--- EXERCISE DETAILS ---
Extract every line where the string "ὅταν" appears.
=== MATERIAL PROVIDED ===
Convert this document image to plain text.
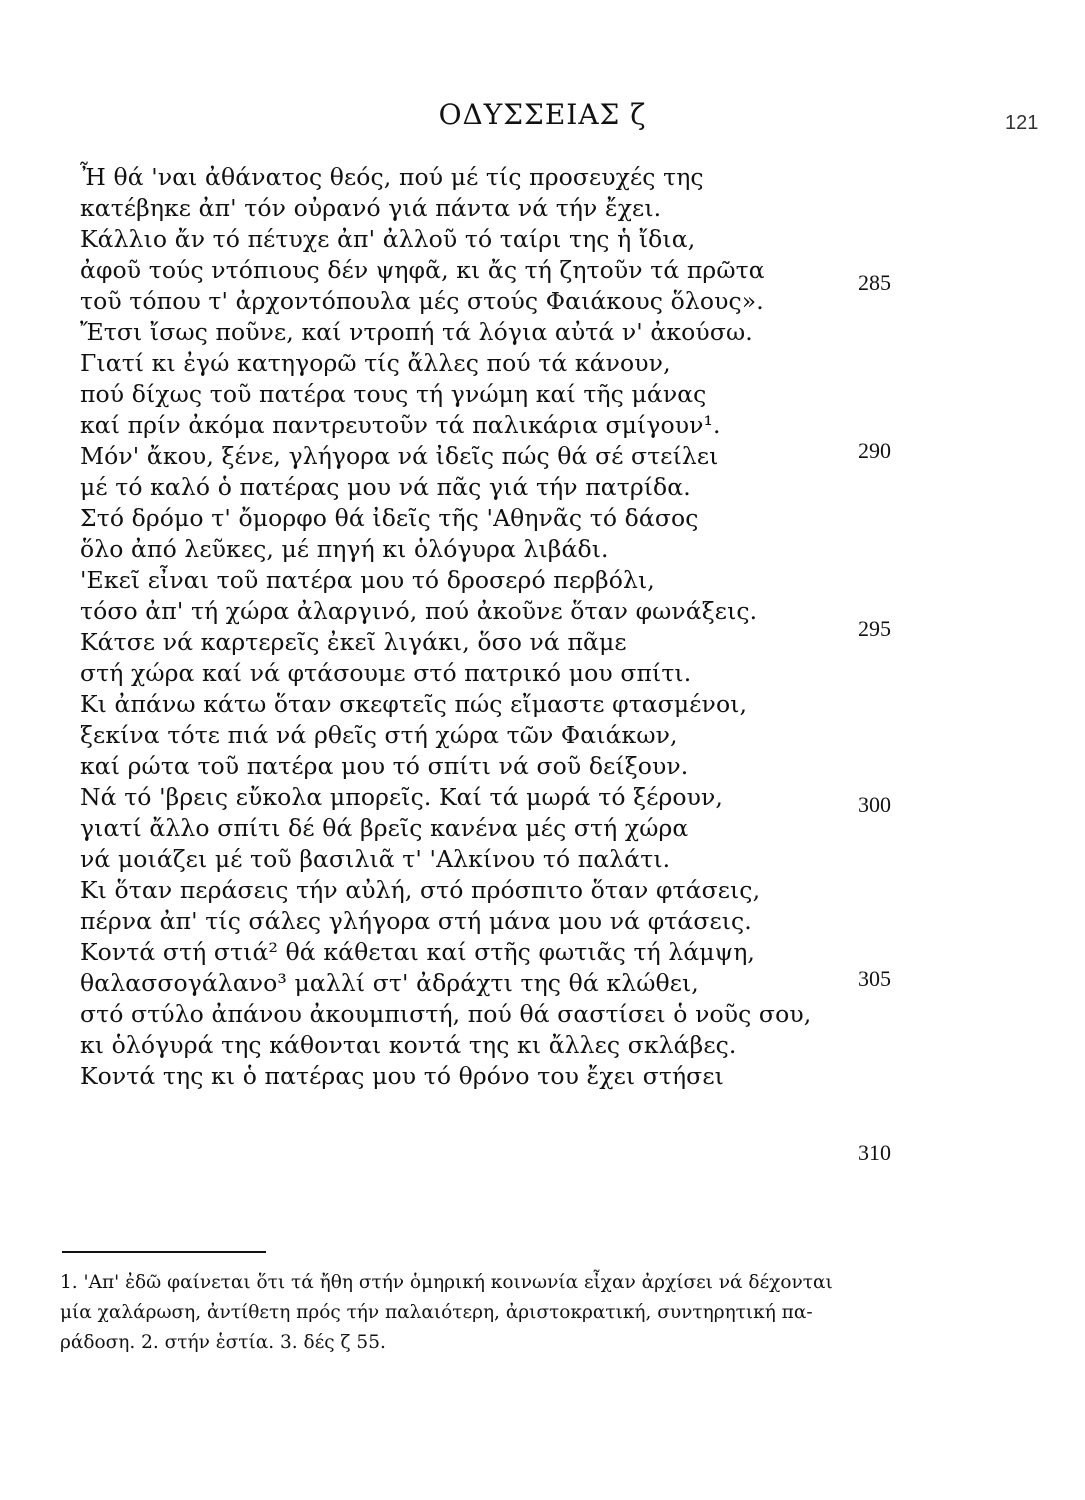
ΟΔΥΣΣΕΙΑΣ ζ	121
Ἦ θά 'ναι ἀθάνατος θεός, πού μέ τίς προσευχές της
κατέβηκε ἀπ' τόν οὐρανό γιά πάντα νά τήν ἔχει.
Κάλλιο ἄν τό πέτυχε ἀπ' ἀλλοῦ τό ταίρι της ἡ ἴδια,
ἀφοῦ τούς ντόπιους δέν ψηφᾶ, κι ἄς τή ζητοῦν τά πρῶτα
τοῦ τόπου τ' ἀρχοντόπουλα μές στούς Φαιάκους ὅλους».
Ἔτσι ἴσως ποῦνε, καί ντροπή τά λόγια αὐτά ν' ἀκούσω.
Γιατί κι ἐγώ κατηγορῶ τίς ἄλλες πού τά κάνουν,
πού δίχως τοῦ πατέρα τους τή γνώμη καί τῆς μάνας
καί πρίν ἀκόμα παντρευτοῦν τά παλικάρια σμίγουν¹.
Μόν' ἄκου, ξένε, γλήγορα νά ἰδεῖς πώς θά σέ στείλει
μέ τό καλό ὁ πατέρας μου νά πᾶς γιά τήν πατρίδα.
Στό δρόμο τ' ὄμορφο θά ἰδεῖς τῆς 'Αθηνᾶς τό δάσος
ὅλο ἀπό λεῦκες, μέ πηγή κι ὁλόγυρα λιβάδι.
'Εκεῖ εἶναι τοῦ πατέρα μου τό δροσερό περβόλι,
τόσο ἀπ' τή χώρα ἀλαργινό, πού ἀκοῦνε ὅταν φωνάξεις.
Κάτσε νά καρτερεῖς ἐκεῖ λιγάκι, ὅσο νά πᾶμε
στή χώρα καί νά φτάσουμε στό πατρικό μου σπίτι.
Κι ἀπάνω κάτω ὅταν σκεφτεῖς πώς εἴμαστε φτασμένοι,
ξεκίνα τότε πιά νά ρθεῖς στή χώρα τῶν Φαιάκων,
καί ρώτα τοῦ πατέρα μου τό σπίτι νά σοῦ δείξουν.
Νά τό 'βρεις εὔκολα μπορεῖς. Καί τά μωρά τό ξέρουν,
γιατί ἄλλο σπίτι δέ θά βρεῖς κανένα μές στή χώρα
νά μοιάζει μέ τοῦ βασιλιᾶ τ' 'Αλκίνου τό παλάτι.
Κι ὅταν περάσεις τήν αὐλή, στό πρόσπιτο ὅταν φτάσεις,
πέρνα ἀπ' τίς σάλες γλήγορα στή μάνα μου νά φτάσεις.
Κοντά στή στιά² θά κάθεται καί στῆς φωτιᾶς τή λάμψη,
θαλασσογάλανο³ μαλλί στ' ἀδράχτι της θά κλώθει,
στό στύλο ἀπάνου ἀκουμπιστή, πού θά σαστίσει ὁ νοῦς σου,
κι ὁλόγυρά της κάθονται κοντά της κι ἄλλες σκλάβες.
Κοντά της κι ὁ πατέρας μου τό θρόνο του ἔχει στήσει
285
290
295
300
305
310

1. 'Απ' ἐδῶ φαίνεται ὅτι τά ἤθη στήν ὁμηρική κοινωνία εἶχαν ἀρχίσει νά δέχονται

μία χαλάρωση, ἀντίθετη πρός τήν παλαιότερη, ἀριστοκρατική, συντηρητική πα-

ράδοση. 2. στήν ἑστία. 3. δές ζ 55.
===
--- SOLUTION ---
τόσο ἀπ' τή χώρα ἀλαργινό, πού ἀκοῦνε ὅταν φωνάξεις.
Κι ἀπάνω κάτω ὅταν σκεφτεῖς πώς εἴμαστε φτασμένοι,
Κι ὅταν περάσεις τήν αὐλή, στό πρόσπιτο ὅταν φτάσεις,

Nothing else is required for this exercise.